• **Aim**
Extract all lines that hold "true" from the records below.

══ Data in this exercise ══

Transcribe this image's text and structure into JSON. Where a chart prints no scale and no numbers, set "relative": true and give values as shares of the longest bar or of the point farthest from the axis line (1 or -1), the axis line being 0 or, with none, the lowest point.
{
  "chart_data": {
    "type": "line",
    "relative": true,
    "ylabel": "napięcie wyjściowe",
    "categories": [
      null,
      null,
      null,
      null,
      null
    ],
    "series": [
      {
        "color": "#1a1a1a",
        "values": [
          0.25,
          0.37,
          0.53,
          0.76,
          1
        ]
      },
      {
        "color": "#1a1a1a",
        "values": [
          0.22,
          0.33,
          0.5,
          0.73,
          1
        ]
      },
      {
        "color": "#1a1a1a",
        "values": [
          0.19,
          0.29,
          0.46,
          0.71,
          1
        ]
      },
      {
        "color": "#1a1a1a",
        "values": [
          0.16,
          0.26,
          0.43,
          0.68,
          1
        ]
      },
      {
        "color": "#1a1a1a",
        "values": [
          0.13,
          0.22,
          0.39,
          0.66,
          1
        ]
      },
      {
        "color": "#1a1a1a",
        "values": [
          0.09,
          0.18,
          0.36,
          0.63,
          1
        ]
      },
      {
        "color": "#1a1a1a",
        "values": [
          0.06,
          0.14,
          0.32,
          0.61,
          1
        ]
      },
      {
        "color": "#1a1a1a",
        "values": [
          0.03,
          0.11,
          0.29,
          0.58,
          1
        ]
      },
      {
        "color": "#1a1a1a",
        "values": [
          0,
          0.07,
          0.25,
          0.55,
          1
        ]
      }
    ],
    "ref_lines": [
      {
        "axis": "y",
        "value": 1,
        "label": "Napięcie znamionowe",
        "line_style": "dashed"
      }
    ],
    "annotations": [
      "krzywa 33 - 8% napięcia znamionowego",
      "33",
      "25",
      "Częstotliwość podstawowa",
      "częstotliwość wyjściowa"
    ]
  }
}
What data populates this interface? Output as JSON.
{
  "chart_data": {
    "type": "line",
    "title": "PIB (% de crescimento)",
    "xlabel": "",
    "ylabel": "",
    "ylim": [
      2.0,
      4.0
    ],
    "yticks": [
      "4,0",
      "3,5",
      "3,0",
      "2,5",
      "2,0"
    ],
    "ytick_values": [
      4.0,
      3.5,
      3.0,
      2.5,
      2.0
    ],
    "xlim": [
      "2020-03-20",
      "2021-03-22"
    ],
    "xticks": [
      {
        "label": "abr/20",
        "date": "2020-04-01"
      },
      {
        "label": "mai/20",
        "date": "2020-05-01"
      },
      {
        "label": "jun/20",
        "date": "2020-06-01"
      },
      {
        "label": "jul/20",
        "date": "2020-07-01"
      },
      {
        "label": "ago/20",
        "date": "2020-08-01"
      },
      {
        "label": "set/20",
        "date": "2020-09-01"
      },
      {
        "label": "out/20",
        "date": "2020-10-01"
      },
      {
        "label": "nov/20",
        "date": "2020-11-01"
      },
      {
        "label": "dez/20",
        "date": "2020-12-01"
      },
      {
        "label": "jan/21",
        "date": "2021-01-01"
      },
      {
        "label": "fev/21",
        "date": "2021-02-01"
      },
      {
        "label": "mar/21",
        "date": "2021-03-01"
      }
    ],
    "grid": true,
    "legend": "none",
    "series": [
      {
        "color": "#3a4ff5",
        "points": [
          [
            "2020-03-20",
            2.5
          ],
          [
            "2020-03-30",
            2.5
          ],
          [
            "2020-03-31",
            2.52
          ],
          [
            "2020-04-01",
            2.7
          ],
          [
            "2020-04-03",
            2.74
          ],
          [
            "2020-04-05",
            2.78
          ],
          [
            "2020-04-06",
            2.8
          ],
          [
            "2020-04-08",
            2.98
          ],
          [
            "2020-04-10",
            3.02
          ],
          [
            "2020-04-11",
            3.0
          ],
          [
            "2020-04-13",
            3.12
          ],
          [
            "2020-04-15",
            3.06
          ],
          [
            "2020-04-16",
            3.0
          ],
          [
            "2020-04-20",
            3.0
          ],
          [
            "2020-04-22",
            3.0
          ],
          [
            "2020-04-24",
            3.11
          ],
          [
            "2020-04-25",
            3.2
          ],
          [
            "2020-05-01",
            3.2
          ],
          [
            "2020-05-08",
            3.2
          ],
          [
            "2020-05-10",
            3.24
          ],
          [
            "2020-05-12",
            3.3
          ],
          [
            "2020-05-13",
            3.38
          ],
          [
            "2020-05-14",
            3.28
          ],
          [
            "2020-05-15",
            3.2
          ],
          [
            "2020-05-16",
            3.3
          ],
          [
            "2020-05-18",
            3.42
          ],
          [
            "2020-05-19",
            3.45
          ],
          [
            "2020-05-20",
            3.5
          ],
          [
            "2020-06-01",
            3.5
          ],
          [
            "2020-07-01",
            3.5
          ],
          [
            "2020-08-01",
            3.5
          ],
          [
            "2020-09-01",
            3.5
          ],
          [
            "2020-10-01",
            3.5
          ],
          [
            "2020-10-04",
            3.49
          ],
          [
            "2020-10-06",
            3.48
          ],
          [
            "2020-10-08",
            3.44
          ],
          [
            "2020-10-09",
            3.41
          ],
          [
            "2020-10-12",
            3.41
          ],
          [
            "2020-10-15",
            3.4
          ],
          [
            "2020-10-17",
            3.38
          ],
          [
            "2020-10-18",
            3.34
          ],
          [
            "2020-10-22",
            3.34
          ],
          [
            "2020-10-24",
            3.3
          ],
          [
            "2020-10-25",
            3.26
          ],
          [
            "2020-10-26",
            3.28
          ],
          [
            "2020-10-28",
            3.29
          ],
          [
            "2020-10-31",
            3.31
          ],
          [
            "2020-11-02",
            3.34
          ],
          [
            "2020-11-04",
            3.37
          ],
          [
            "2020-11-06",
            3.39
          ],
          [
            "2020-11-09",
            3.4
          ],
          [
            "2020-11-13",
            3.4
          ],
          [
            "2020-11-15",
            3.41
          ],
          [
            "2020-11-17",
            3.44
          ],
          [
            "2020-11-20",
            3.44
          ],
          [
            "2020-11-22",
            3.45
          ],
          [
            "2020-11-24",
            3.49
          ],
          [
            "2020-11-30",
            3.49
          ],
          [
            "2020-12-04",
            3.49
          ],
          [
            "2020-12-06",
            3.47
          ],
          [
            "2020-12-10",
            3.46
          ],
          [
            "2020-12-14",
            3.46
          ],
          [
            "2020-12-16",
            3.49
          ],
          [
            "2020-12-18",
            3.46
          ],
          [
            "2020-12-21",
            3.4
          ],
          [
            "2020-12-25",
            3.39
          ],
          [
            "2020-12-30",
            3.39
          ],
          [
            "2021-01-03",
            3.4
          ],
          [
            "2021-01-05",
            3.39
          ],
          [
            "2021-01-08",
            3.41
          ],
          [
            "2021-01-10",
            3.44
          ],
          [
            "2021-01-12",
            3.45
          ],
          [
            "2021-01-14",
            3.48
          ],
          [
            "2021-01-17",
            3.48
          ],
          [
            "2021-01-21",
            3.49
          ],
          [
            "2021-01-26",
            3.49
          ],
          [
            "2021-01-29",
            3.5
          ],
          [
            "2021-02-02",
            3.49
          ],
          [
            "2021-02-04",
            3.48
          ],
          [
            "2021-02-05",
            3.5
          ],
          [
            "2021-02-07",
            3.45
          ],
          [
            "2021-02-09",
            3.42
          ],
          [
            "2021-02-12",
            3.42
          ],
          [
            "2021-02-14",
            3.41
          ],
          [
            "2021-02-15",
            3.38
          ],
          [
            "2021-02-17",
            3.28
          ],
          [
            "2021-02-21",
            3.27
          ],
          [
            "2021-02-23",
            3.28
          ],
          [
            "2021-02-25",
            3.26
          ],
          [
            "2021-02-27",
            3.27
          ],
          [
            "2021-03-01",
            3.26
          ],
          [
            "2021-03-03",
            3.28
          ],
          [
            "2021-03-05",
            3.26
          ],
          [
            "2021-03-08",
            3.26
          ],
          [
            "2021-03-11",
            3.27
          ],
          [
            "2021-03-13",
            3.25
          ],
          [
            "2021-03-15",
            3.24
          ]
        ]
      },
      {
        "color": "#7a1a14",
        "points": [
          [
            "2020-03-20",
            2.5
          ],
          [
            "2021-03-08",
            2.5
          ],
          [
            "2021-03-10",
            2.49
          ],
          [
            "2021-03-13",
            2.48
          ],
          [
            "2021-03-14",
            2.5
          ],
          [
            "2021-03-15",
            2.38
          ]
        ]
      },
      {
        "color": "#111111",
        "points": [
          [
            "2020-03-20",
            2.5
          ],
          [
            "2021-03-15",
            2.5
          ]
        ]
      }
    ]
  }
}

═══

• **Expected output**
Transcribe this image's text and structure into JSON. Where a chart prints no scale and no numbers, set "relative": true and give values as shares of the longest bar or of the point farthest from the axis line (1 or -1), the axis line being 0 or, with none, the lowest point.
    "relative": true,
    "grid": true,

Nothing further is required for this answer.